### WHAT YOU HAVE TO DO
Show every line containing "text" by copying it.

### DATA RECORDS
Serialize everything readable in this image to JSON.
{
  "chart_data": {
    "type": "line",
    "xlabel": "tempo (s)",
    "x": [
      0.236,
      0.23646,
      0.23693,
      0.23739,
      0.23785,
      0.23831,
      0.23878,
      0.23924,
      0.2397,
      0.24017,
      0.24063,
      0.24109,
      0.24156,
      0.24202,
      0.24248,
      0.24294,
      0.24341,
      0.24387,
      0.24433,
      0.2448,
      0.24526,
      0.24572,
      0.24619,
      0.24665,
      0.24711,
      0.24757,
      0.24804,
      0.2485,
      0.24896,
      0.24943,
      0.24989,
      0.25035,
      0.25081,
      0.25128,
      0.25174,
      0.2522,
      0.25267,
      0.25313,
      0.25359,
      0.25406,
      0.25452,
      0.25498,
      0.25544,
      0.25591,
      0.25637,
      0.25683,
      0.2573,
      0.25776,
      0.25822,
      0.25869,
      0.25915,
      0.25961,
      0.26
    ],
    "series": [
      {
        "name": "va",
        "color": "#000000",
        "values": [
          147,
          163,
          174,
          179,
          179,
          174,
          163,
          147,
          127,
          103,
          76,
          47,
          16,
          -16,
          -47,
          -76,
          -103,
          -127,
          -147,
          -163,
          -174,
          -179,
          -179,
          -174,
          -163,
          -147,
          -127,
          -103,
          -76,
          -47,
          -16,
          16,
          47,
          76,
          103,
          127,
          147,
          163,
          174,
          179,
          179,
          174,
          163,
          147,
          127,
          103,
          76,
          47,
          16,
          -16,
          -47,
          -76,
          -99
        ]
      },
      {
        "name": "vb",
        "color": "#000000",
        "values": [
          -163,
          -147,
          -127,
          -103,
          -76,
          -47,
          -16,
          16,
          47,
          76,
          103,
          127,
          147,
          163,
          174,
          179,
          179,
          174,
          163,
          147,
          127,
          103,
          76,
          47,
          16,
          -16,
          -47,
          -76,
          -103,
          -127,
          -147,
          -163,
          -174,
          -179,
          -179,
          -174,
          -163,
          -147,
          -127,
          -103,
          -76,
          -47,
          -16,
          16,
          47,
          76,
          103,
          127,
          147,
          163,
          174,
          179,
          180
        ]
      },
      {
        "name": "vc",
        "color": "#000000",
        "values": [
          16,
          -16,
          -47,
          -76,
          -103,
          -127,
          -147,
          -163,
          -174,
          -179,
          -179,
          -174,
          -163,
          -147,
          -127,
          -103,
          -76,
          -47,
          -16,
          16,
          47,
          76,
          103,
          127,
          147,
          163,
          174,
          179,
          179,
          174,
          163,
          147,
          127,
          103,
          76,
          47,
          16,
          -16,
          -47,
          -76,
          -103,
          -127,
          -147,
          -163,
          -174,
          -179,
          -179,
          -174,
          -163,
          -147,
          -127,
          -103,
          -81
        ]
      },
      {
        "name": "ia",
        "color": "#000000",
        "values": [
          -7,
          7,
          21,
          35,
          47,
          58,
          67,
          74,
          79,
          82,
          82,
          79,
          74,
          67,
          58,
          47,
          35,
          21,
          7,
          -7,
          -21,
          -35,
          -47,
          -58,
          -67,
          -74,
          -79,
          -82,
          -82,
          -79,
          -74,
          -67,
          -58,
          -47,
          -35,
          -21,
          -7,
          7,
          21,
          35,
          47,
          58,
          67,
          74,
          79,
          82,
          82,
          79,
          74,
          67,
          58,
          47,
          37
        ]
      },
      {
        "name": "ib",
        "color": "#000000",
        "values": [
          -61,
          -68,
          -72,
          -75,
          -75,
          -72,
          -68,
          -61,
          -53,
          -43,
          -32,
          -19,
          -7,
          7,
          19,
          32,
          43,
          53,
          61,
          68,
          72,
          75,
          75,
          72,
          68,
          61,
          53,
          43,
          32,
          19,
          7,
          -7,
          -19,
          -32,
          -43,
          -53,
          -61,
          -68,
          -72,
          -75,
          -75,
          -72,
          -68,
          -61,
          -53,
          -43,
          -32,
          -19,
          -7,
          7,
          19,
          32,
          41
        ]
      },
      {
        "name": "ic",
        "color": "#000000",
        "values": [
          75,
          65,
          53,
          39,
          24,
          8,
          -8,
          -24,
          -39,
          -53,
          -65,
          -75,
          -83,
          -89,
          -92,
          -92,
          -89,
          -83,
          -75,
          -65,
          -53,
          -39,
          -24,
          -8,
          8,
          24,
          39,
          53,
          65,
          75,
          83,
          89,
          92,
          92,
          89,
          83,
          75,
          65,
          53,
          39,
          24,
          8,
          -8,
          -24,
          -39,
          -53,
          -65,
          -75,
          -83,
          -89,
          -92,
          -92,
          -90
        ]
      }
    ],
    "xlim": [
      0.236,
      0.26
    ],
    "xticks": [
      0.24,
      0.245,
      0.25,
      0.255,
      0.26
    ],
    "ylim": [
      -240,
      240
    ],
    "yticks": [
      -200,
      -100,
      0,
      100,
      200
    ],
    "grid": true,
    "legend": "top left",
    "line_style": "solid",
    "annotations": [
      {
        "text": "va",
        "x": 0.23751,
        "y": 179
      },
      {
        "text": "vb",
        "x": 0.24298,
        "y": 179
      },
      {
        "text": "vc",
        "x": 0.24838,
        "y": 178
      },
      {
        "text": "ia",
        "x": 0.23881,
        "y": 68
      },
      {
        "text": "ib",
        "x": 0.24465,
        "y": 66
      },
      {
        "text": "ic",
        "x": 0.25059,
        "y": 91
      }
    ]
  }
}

### PROBLEM SOLUTION
        "text": "va",
        "text": "vb",
        "text": "vc",
        "text": "ia",
        "text": "ib",
        "text": "ic",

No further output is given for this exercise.